-- BEGIN --
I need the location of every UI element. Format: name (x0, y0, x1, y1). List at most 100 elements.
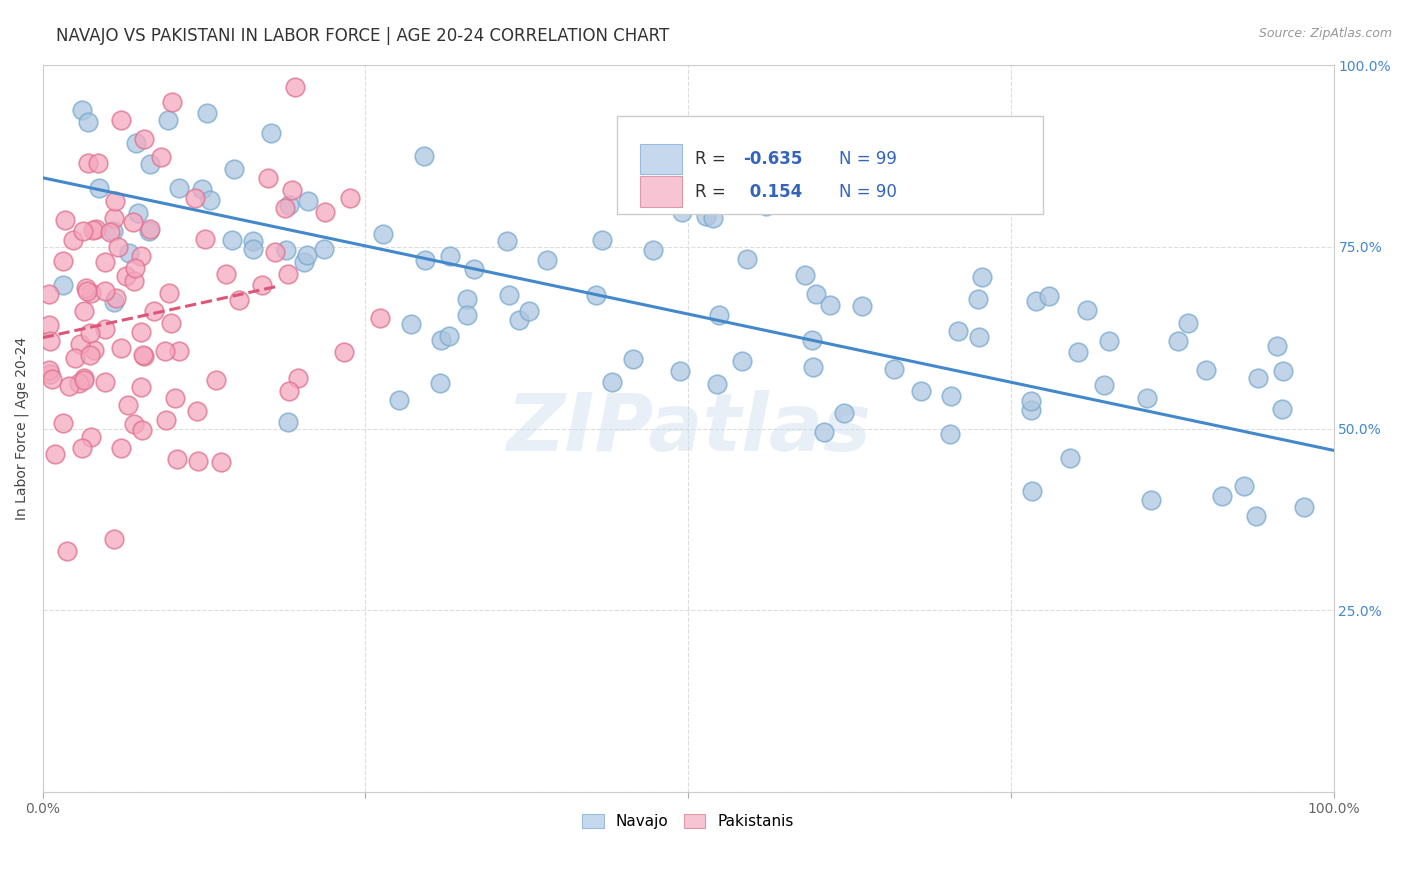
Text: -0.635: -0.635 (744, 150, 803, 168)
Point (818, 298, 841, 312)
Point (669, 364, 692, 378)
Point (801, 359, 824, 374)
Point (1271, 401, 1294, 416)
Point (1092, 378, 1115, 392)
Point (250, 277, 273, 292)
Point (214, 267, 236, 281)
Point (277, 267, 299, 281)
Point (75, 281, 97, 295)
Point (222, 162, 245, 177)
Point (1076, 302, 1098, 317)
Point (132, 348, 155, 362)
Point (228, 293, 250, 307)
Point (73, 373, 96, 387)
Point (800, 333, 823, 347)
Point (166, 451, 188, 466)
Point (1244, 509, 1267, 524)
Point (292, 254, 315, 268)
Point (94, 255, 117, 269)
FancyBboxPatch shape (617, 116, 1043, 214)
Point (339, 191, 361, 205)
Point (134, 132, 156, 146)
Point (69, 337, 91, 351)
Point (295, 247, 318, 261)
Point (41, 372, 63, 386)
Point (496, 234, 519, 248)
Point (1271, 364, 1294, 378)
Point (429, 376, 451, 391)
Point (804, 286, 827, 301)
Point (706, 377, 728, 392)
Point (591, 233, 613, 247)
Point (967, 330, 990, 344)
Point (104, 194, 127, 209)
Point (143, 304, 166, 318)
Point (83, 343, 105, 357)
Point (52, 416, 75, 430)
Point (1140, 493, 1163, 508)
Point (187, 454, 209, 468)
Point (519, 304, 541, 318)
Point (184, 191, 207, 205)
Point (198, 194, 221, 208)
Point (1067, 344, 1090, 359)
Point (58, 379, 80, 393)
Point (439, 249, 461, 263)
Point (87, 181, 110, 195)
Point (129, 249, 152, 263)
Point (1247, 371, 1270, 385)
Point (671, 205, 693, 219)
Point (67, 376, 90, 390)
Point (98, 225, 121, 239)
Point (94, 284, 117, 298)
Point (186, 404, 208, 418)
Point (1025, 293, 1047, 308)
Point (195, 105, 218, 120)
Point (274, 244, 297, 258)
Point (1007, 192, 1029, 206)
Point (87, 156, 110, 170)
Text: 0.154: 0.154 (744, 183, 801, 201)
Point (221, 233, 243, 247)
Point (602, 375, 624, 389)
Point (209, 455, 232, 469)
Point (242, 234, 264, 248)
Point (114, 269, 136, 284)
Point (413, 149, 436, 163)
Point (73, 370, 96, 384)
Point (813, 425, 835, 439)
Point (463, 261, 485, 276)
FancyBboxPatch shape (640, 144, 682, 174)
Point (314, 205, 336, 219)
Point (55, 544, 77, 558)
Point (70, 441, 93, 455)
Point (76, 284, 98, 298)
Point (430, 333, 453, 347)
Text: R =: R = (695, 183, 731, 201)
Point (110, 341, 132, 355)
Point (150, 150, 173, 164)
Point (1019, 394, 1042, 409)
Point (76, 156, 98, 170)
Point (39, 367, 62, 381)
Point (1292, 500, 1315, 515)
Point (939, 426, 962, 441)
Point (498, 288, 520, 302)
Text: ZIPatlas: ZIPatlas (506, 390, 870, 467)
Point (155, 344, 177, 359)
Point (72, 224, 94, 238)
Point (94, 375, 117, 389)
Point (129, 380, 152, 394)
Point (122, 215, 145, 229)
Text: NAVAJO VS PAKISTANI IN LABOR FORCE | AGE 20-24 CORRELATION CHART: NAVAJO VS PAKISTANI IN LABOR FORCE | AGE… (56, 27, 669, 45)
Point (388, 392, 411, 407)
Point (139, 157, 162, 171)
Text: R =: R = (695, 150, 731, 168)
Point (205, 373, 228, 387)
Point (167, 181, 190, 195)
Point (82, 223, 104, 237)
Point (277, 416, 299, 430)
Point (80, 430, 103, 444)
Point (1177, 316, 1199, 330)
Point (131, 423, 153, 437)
-- END --
-- BEGIN --
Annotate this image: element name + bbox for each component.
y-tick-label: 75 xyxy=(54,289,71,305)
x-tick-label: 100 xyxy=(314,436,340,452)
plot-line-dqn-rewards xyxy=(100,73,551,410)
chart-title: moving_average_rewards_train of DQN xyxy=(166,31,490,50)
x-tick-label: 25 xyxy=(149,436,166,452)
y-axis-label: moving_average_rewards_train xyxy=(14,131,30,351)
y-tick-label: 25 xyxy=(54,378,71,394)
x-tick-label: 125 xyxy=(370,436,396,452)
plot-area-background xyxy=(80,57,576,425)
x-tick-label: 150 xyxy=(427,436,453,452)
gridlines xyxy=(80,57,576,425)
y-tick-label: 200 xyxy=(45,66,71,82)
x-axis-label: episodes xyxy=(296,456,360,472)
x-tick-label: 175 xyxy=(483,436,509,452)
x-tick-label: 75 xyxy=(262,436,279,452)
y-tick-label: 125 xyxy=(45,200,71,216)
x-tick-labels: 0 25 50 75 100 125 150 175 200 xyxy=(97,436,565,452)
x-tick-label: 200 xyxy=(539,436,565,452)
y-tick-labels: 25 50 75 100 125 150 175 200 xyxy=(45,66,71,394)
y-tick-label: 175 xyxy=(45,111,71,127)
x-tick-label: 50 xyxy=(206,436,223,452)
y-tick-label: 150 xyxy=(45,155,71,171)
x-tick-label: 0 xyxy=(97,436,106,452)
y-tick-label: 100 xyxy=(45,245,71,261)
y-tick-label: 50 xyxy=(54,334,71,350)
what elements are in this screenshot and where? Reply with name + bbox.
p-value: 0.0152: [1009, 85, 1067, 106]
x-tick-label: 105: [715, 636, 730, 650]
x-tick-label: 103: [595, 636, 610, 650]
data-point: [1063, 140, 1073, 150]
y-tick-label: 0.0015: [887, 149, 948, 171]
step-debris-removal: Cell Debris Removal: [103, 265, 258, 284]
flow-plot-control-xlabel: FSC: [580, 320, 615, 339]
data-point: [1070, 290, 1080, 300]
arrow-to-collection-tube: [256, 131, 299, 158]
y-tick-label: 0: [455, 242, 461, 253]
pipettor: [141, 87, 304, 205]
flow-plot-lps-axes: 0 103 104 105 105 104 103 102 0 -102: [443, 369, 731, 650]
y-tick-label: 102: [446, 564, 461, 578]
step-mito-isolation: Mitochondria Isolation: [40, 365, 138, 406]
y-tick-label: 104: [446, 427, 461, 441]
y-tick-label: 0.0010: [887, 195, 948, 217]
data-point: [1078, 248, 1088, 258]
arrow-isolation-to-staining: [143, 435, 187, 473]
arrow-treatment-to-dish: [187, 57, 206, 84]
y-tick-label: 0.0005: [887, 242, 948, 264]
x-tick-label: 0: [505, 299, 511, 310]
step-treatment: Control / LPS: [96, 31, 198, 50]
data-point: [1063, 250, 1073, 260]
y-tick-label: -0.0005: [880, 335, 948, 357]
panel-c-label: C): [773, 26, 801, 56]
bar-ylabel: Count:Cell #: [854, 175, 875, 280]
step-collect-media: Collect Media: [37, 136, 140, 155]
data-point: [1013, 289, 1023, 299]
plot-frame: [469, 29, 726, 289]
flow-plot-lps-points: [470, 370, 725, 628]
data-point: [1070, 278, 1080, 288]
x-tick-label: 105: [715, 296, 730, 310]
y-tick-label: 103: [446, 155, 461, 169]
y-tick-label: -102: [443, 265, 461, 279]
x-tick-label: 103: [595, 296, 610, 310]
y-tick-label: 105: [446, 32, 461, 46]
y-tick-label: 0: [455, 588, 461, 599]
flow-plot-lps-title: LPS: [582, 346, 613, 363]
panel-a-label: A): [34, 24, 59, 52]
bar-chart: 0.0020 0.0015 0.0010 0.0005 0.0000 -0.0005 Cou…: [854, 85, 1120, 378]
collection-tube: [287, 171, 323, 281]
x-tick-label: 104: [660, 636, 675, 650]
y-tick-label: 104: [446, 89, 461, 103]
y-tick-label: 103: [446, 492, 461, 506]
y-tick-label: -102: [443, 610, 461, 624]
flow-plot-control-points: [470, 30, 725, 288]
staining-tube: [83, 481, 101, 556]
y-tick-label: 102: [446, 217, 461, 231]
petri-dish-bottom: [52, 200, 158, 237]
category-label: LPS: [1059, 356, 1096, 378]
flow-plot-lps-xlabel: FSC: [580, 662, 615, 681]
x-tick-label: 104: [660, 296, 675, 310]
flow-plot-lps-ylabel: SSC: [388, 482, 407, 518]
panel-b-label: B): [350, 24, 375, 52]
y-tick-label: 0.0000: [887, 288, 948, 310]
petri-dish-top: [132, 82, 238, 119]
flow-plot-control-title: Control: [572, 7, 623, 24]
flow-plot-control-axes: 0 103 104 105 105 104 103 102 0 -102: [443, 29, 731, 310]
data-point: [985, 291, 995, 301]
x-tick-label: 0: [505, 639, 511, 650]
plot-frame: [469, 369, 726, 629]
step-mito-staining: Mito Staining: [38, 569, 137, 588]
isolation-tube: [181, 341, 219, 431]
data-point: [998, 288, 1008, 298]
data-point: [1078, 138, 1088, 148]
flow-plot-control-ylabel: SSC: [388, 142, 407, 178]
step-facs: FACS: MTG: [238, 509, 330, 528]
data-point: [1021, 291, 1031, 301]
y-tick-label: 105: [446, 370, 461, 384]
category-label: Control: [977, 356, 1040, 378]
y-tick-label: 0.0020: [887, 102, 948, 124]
-- END --
From the data above, print the lines from the one containing "Annotate this image: element" to the one containing "x-tick-label: 75 xyxy=(262,436,279,452)", both included, reproducing each line unchanged.

Annotate this image: element name + bbox for each component.
y-tick-label: 75 xyxy=(54,289,71,305)
x-tick-label: 100 xyxy=(314,436,340,452)
plot-line-dqn-rewards xyxy=(100,73,551,410)
chart-title: moving_average_rewards_train of DQN xyxy=(166,31,490,50)
x-tick-label: 25 xyxy=(149,436,166,452)
y-axis-label: moving_average_rewards_train xyxy=(14,131,30,351)
y-tick-label: 25 xyxy=(54,378,71,394)
x-tick-label: 125 xyxy=(370,436,396,452)
plot-area-background xyxy=(80,57,576,425)
x-tick-label: 150 xyxy=(427,436,453,452)
gridlines xyxy=(80,57,576,425)
y-tick-label: 200 xyxy=(45,66,71,82)
x-axis-label: episodes xyxy=(296,456,360,472)
x-tick-label: 175 xyxy=(483,436,509,452)
x-tick-label: 75 xyxy=(262,436,279,452)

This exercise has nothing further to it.